__SET PROBLEM 1__
In the book review excerpt, what literary form did women use when they wrote during the first century of modern Hebrew prose fiction?
__SET PROBLEM 2__
From the book review excerpt, print the passage starting with "In lieu of an" and going on through "337 pp. $16.50.".

In lieu of an abstract, here is a brief excerpt of the content:

Reviewed by:
  • No Room of Their Own: Gender and Nation in Israeli Women’s Fiction
  • Judith R. Baskin
No Room of Their Own: Gender and Nation in Israeli Women’s Fiction, by Yael Feldman. New York: Columbia University Press, 1999. 337 pp. $16.50.

In its first century modern Hebrew prose fiction was primarily the domain of male writers. Women, when they wrote, expressed themselves in poetry, a literary form which was culturally approved as suitable for the female sensibility. As Yael Feldman notes in her ambitious literary study, No Room of Their Own, this peculiar correlation of gender and genre reflected both Hebrew’s heritage in Jewish tradition as the male [End Page 139] language of prayer and study, and modern Israel’s specific contemporary circumstances as a society under siege. While early Zionism had purported to foster the model of a “New Hebrew Woman,” the actual marginalization of women’s literary aspirations, even in modernist and secular circles, represented a blatant contradiction between feminist aspirations and nationalist goals which continues to be played out in Israeli society and in Israeli literature.

__LISTING__
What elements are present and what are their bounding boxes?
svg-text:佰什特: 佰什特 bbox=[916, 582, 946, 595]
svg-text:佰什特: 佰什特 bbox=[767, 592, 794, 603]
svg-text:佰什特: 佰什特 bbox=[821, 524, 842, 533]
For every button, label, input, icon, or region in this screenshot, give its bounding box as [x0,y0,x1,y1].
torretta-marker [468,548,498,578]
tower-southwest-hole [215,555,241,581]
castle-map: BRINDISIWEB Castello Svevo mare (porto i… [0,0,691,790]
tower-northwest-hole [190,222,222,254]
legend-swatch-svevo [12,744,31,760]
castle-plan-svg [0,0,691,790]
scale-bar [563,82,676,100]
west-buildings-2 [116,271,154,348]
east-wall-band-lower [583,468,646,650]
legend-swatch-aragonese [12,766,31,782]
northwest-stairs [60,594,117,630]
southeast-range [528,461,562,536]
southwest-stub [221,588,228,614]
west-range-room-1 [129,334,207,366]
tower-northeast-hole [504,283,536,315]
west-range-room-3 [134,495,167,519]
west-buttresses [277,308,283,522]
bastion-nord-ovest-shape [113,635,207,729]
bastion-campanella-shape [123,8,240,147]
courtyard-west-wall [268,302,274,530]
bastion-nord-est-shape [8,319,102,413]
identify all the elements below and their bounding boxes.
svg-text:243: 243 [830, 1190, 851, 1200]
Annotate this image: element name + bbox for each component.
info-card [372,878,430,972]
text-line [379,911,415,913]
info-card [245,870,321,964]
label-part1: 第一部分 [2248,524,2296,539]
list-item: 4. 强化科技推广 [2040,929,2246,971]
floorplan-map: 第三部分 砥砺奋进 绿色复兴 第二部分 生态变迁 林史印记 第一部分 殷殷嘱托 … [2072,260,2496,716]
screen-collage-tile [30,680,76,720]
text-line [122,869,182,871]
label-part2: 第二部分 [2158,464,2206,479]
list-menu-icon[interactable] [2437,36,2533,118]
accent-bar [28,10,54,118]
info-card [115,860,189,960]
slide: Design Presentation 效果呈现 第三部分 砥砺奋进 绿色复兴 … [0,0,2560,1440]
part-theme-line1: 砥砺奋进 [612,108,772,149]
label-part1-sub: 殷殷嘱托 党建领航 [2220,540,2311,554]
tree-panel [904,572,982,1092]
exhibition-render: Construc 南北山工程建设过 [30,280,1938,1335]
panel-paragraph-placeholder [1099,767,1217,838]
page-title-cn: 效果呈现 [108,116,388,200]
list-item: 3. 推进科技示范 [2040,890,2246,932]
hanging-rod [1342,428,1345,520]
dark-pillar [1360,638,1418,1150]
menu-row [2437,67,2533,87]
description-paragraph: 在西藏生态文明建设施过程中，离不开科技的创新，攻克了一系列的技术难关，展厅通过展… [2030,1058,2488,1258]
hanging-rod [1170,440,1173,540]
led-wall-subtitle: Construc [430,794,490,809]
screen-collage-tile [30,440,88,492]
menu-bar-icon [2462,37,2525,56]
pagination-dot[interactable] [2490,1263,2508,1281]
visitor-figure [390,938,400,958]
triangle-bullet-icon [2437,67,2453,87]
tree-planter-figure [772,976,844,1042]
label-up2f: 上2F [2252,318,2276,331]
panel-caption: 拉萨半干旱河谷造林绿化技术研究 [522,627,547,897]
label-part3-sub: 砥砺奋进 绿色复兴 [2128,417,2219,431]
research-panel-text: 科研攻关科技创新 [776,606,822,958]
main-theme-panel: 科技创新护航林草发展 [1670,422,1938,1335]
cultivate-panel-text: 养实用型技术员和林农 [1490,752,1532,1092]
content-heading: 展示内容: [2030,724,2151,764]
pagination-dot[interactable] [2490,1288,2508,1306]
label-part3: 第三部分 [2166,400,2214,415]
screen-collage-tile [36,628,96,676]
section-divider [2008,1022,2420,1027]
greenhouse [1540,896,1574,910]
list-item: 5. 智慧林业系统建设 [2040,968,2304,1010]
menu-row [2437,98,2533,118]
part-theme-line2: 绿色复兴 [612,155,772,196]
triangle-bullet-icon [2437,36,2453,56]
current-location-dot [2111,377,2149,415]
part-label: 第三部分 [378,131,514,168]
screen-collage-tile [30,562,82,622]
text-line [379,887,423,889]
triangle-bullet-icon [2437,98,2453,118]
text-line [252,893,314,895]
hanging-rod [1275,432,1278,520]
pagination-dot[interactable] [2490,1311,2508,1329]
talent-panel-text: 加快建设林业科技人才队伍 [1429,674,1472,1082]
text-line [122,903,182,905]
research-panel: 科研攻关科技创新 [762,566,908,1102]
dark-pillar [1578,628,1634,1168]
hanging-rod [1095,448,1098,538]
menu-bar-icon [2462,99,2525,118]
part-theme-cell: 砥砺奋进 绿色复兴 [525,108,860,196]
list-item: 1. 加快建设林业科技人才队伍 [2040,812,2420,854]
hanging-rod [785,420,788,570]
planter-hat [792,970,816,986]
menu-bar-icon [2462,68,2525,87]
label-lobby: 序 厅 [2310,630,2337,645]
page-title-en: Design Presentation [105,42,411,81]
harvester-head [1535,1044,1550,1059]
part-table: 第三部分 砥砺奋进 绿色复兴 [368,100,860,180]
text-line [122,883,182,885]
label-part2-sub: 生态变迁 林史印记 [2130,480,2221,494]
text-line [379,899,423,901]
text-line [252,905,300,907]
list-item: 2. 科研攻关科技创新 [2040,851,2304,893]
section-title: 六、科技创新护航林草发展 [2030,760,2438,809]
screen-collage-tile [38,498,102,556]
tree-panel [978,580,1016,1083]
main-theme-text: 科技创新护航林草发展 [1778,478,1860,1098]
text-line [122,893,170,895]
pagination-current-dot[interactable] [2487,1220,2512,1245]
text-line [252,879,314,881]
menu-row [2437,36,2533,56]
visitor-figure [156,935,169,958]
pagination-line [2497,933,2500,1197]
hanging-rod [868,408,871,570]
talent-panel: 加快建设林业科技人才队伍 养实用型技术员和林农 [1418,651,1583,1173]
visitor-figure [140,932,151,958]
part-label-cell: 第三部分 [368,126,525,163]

__COMPLETE RESPONSE 1__
Poetry

__COMPLETE RESPONSE 2__
In lieu of an abstract, here is a brief excerpt of the content:

Reviewed by:
  • No Room of Their Own: Gender and Nation in Israeli Women’s Fiction
  • Judith R. Baskin
No Room of Their Own: Gender and Nation in Israeli Women’s Fiction, by Yael Feldman. New York: Columbia University Press, 1999. 337 pp. $16.50.